------ ENTRIES ------

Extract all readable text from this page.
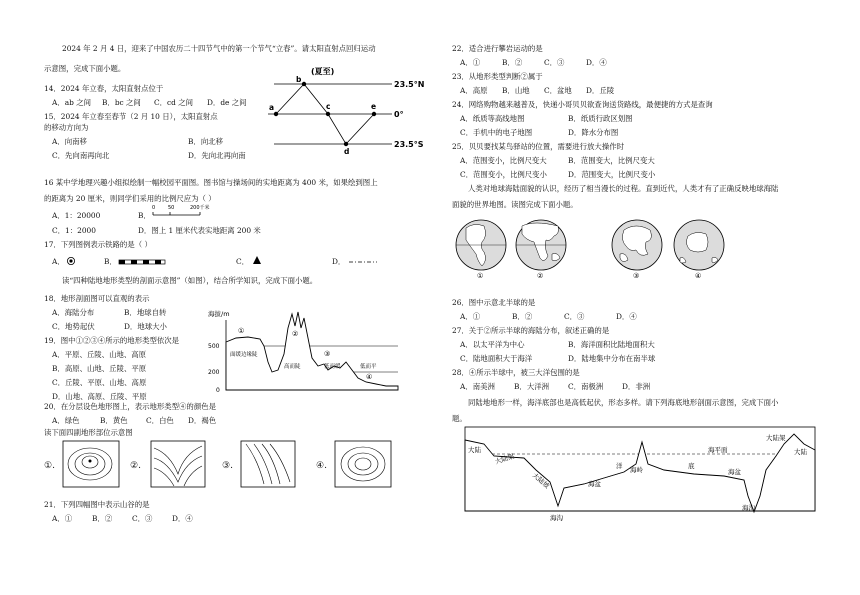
2024 年 2 月 4 日，迎来了中国农历二十四节气中的第一个节气“立春”。请太阳直射点回归运动
示意图，完成下面小题。
14．2024 年立春，太阳直射点位于
A．ab 之间 B．bc 之间 C．cd 之间 D．de 之间
15．2024 年立春至春节（2 月 10 日），太阳直射点
的移动方向为
A．向南移	B．向北移
C．先向南再向北	D．先向北再向南
(夏至)
23.5°N
0°
23.5°S
a
b
c
d
e
16 某中学地理兴趣小组拟绘制一幅校园平面图。图书馆与操场间的实地距离为 400 米，如果绘到图上
的距离为 20 厘米，则同学们采用的比例尺应为（ ）
A．1：20000	B．
0	50	200千米
C．1：2000	D．图上 1 厘米代表实地距离 200 米
17．下列图例表示铁路的是（ ）
A．	B．	C．	D．
读“四种陆地地形类型的剖面示意图”（如图），结合所学知识，完成下面小题。
18．地形剖面图可以直观的表示
A．海陆分布	B．地球自转
C．地势起伏	D．地球大小
19．图中①②③④所示的地形类型依次是
A．平原、丘陵、山地、高原
B．高原、山地、丘陵、平原
C．丘陵、平原、山地、高原
D．山地、高原、丘陵、平原
20．在分层设色地形图上，表示地形类型④的颜色是
A．绿色	B．黄色 C．白色 D．褐色
海拔/m
500
200
0
①	②
③
④
面缓边缘陡
高而陡	低而缓	低而平
读下面四副地形部位示意图
①.	②.	③.	④.
21．下列四幅图中表示山谷的是
A．①	B．②	C．③	D．④
22．适合进行攀岩运动的是
A．①	B．②	C．③	D．④
23．从地形类型判断②属于
A．高原 B．山地 C．盆地 D．丘陵
24．网络购物越来越普及，快递小哥贝贝欲查询送货路线，最便捷的方式是查询
A．纸质等高线地图	B．纸质行政区划图
C．手机中的电子地图	D．降水分布图
25．贝贝要找某鸟驿站的位置，需要进行放大操作时
A．范围变小，比例尺变大	B．范围变大，比例尺变大
C．范围变小，比例尺变小	D．范围变大，比例尺变小
人类对地球海陆面貌的认识，经历了相当漫长的过程。直到近代，人类才有了正确反映地球海陆
面貌的世界地图。读图完成下面小题。
①	②	③	④
26．图中示意北半球的是
A．①	B．②	C．③	D．④
27．关于②所示半球的海陆分布，叙述正确的是
A．以太平洋为中心	B．海洋面积比陆地面积大
C．陆地面积大于海洋	D．陆地集中分布在南半球
28．④所示半球中，被三大洋包围的是
A．南美洲	B．大洋洲	C．南极洲	D．非洲
同陆地地形一样，海洋底部也是高低起伏，形态多样。请下列海底地形剖面示意图，完成下面小
题。
大陆
大陆架
大陆坡
洋	底
海平面
海岭
海盆
海盆
海沟
海沟
大陆
大陆架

------

> **PROBLEM STATEMENT**
Your copy of the data above should match it exactly, except that pictures are left out.

> **REPLY**
Extract all readable text from this page.
2024 年 2 月 4 日，迎来了中国农历二十四节气中的第一个节气“立春”。请太阳直射点回归运动
示意图，完成下面小题。
14．2024 年立春，太阳直射点位于
A．ab 之间 B．bc 之间 C．cd 之间 D．de 之间
15．2024 年立春至春节（2 月 10 日），太阳直射点
的移动方向为
A．向南移	B．向北移
C．先向南再向北	D．先向北再向南
(夏至)
23.5°N
0°
23.5°S
a
b
c
d
e
16 某中学地理兴趣小组拟绘制一幅校园平面图。图书馆与操场间的实地距离为 400 米，如果绘到图上
的距离为 20 厘米，则同学们采用的比例尺应为（ ）
A．1：20000	B．
0	50	200千米
C．1：2000	D．图上 1 厘米代表实地距离 200 米
17．下列图例表示铁路的是（ ）
A．	B．	C．	D．
读“四种陆地地形类型的剖面示意图”（如图），结合所学知识，完成下面小题。
18．地形剖面图可以直观的表示
A．海陆分布	B．地球自转
C．地势起伏	D．地球大小
19．图中①②③④所示的地形类型依次是
A．平原、丘陵、山地、高原
B．高原、山地、丘陵、平原
C．丘陵、平原、山地、高原
D．山地、高原、丘陵、平原
20．在分层设色地形图上，表示地形类型④的颜色是
A．绿色	B．黄色 C．白色 D．褐色
海拔/m
500
200
0
①	②
③
④
面缓边缘陡
高而陡	低而缓	低而平
读下面四副地形部位示意图
①.	②.	③.	④.
21．下列四幅图中表示山谷的是
A．①	B．②	C．③	D．④
22．适合进行攀岩运动的是
A．①	B．②	C．③	D．④
23．从地形类型判断②属于
A．高原 B．山地 C．盆地 D．丘陵
24．网络购物越来越普及，快递小哥贝贝欲查询送货路线，最便捷的方式是查询
A．纸质等高线地图	B．纸质行政区划图
C．手机中的电子地图	D．降水分布图
25．贝贝要找某鸟驿站的位置，需要进行放大操作时
A．范围变小，比例尺变大	B．范围变大，比例尺变大
C．范围变小，比例尺变小	D．范围变大，比例尺变小
人类对地球海陆面貌的认识，经历了相当漫长的过程。直到近代，人类才有了正确反映地球海陆
面貌的世界地图。读图完成下面小题。
①	②	③	④
26．图中示意北半球的是
A．①	B．②	C．③	D．④
27．关于②所示半球的海陆分布，叙述正确的是
A．以太平洋为中心	B．海洋面积比陆地面积大
C．陆地面积大于海洋	D．陆地集中分布在南半球
28．④所示半球中，被三大洋包围的是
A．南美洲	B．大洋洲	C．南极洲	D．非洲
同陆地地形一样，海洋底部也是高低起伏，形态多样。请下列海底地形剖面示意图，完成下面小
题。
大陆
大陆架
大陆坡
洋	底
海平面
海岭
海盆
海盆
海沟
海沟
大陆
大陆架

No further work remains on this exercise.